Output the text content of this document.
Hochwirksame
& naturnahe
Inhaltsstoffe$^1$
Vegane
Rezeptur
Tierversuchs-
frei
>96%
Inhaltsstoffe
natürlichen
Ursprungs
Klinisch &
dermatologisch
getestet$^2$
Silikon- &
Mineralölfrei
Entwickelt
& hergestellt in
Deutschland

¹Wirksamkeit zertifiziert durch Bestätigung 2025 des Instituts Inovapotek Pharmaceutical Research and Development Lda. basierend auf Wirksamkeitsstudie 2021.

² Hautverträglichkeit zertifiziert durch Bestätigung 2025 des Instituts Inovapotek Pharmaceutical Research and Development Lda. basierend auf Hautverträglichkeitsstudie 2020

┄┄┄┄┄┄┄┄┄┄┄┄┄┄┄┄┄┄┄┄

Task to complete =
Print the material verbatim, all of it.

Response for this exercise =
Output the text content of this document.
Hochwirksame
& naturnahe
Inhaltsstoffe$^1$
Vegane
Rezeptur
Tierversuchs-
frei
>96%
Inhaltsstoffe
natürlichen
Ursprungs
Klinisch &
dermatologisch
getestet$^2$
Silikon- &
Mineralölfrei
Entwickelt
& hergestellt in
Deutschland

¹Wirksamkeit zertifiziert durch Bestätigung 2025 des Instituts Inovapotek Pharmaceutical Research and Development Lda. basierend auf Wirksamkeitsstudie 2021.

² Hautverträglichkeit zertifiziert durch Bestätigung 2025 des Instituts Inovapotek Pharmaceutical Research and Development Lda. basierend auf Hautverträglichkeitsstudie 2020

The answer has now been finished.